>>>

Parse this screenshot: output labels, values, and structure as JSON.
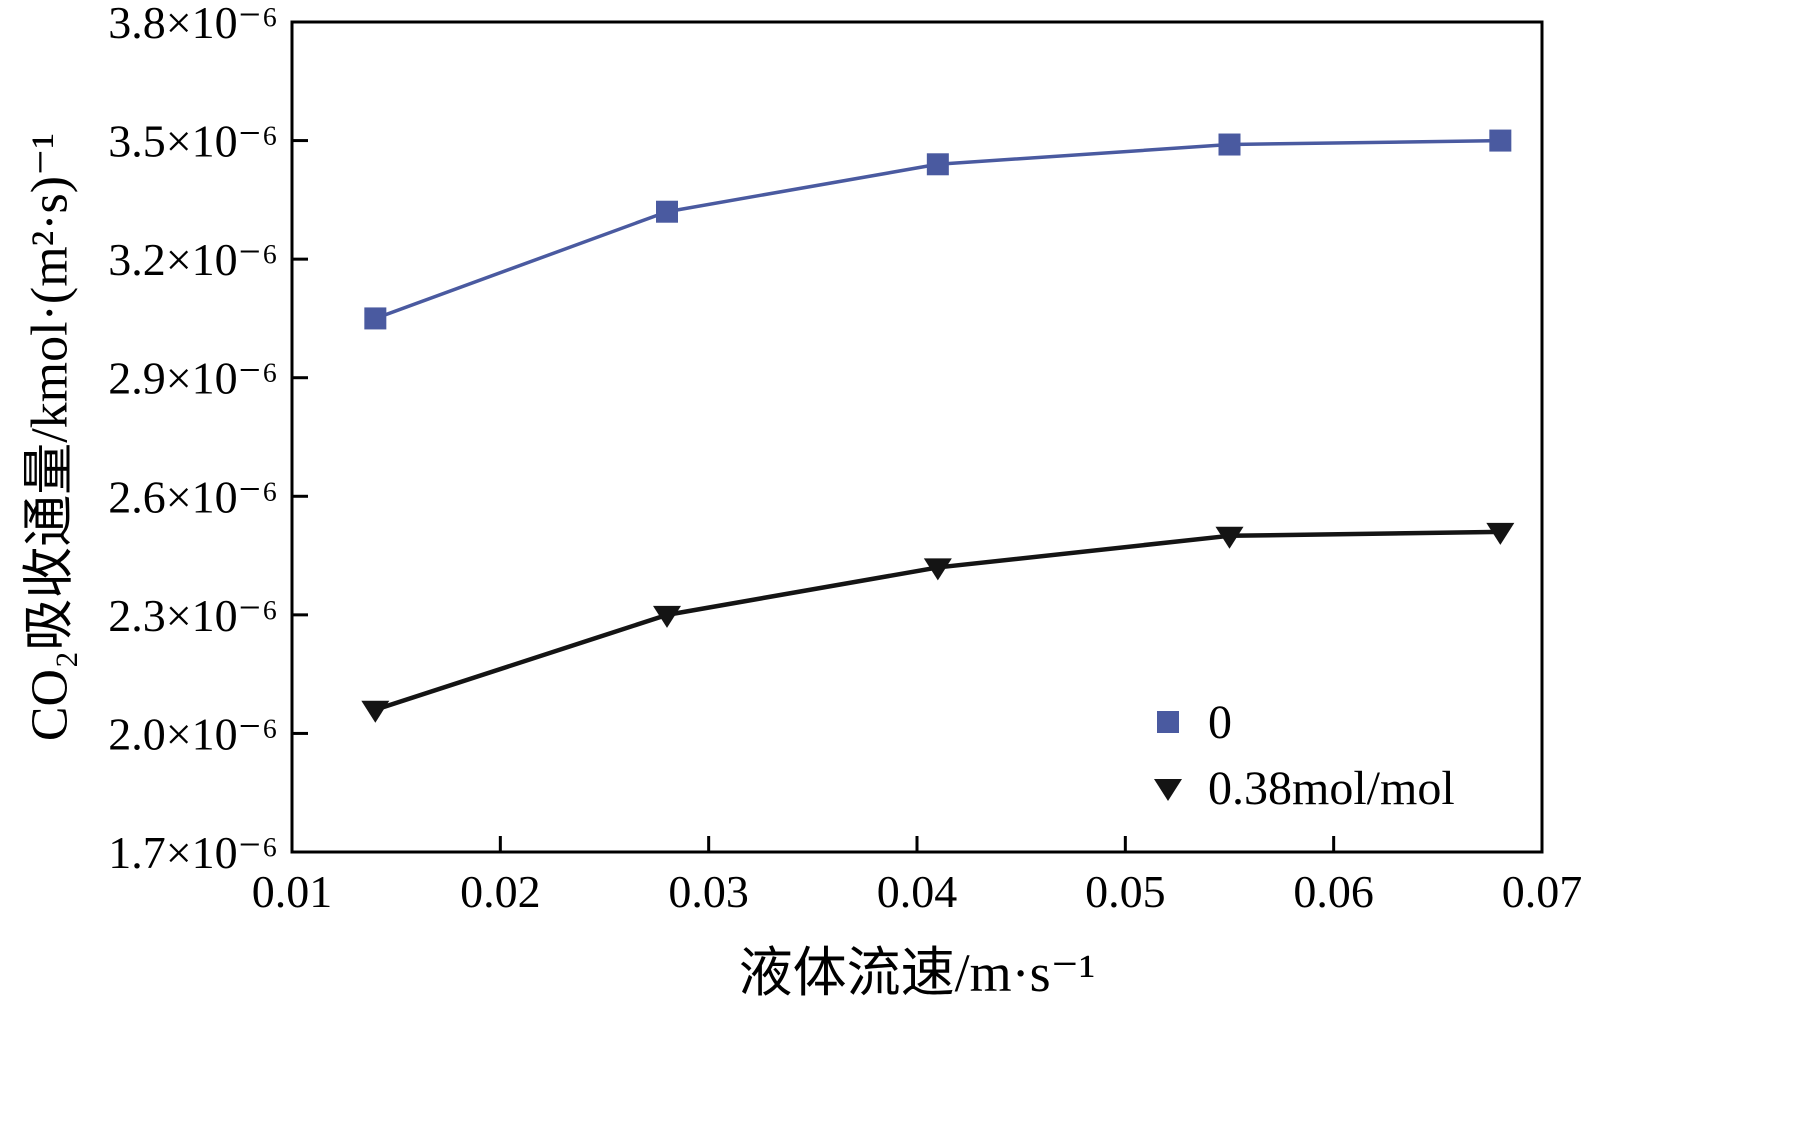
{
  "chart_data": {
    "type": "line",
    "title": "",
    "xlabel": "液体流速/m·s⁻¹",
    "ylabel": "CO₂吸收通量/kmol·(m²·s)⁻¹",
    "xlim": [
      0.01,
      0.07
    ],
    "ylim": [
      1.7e-06,
      3.8e-06
    ],
    "y_unit": "×10⁻⁶",
    "grid": false,
    "x_ticks": [
      "0.01",
      "0.02",
      "0.03",
      "0.04",
      "0.05",
      "0.06",
      "0.07"
    ],
    "x_tick_values": [
      0.01,
      0.02,
      0.03,
      0.04,
      0.05,
      0.06,
      0.07
    ],
    "y_ticks": [
      "1.7×10⁻⁶",
      "2.0×10⁻⁶",
      "2.3×10⁻⁶",
      "2.6×10⁻⁶",
      "2.9×10⁻⁶",
      "3.2×10⁻⁶",
      "3.5×10⁻⁶",
      "3.8×10⁻⁶"
    ],
    "y_tick_values": [
      1.7,
      2.0,
      2.3,
      2.6,
      2.9,
      3.2,
      3.5,
      3.8
    ],
    "legend": {
      "position": "lower-right",
      "entries": [
        {
          "label": "0",
          "marker": "square",
          "color": "#4a5aa0"
        },
        {
          "label": "0.38mol/mol",
          "marker": "triangle-down",
          "color": "#141414"
        }
      ]
    },
    "series": [
      {
        "name": "0",
        "marker": "square",
        "color": "#4a5aa0",
        "x": [
          0.014,
          0.028,
          0.041,
          0.055,
          0.068
        ],
        "y_e6": [
          3.05,
          3.32,
          3.44,
          3.49,
          3.5
        ]
      },
      {
        "name": "0.38mol/mol",
        "marker": "triangle-down",
        "color": "#141414",
        "x": [
          0.014,
          0.028,
          0.041,
          0.055,
          0.068
        ],
        "y_e6": [
          2.06,
          2.3,
          2.42,
          2.5,
          2.51
        ]
      }
    ]
  }
}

<<<

= The request =
Leave the pictures out and reproduce all of the records exactly.

= Answer for the task =
Parse this screenshot: output labels, values, and structure as JSON.
{
  "chart_data": {
    "type": "line",
    "title": "",
    "xlabel": "液体流速/m·s⁻¹",
    "ylabel": "CO₂吸收通量/kmol·(m²·s)⁻¹",
    "xlim": [
      0.01,
      0.07
    ],
    "ylim": [
      1.7e-06,
      3.8e-06
    ],
    "y_unit": "×10⁻⁶",
    "grid": false,
    "x_ticks": [
      "0.01",
      "0.02",
      "0.03",
      "0.04",
      "0.05",
      "0.06",
      "0.07"
    ],
    "x_tick_values": [
      0.01,
      0.02,
      0.03,
      0.04,
      0.05,
      0.06,
      0.07
    ],
    "y_ticks": [
      "1.7×10⁻⁶",
      "2.0×10⁻⁶",
      "2.3×10⁻⁶",
      "2.6×10⁻⁶",
      "2.9×10⁻⁶",
      "3.2×10⁻⁶",
      "3.5×10⁻⁶",
      "3.8×10⁻⁶"
    ],
    "y_tick_values": [
      1.7,
      2.0,
      2.3,
      2.6,
      2.9,
      3.2,
      3.5,
      3.8
    ],
    "legend": {
      "position": "lower-right",
      "entries": [
        {
          "label": "0",
          "marker": "square",
          "color": "#4a5aa0"
        },
        {
          "label": "0.38mol/mol",
          "marker": "triangle-down",
          "color": "#141414"
        }
      ]
    },
    "series": [
      {
        "name": "0",
        "marker": "square",
        "color": "#4a5aa0",
        "x": [
          0.014,
          0.028,
          0.041,
          0.055,
          0.068
        ],
        "y_e6": [
          3.05,
          3.32,
          3.44,
          3.49,
          3.5
        ]
      },
      {
        "name": "0.38mol/mol",
        "marker": "triangle-down",
        "color": "#141414",
        "x": [
          0.014,
          0.028,
          0.041,
          0.055,
          0.068
        ],
        "y_e6": [
          2.06,
          2.3,
          2.42,
          2.5,
          2.51
        ]
      }
    ]
  }
}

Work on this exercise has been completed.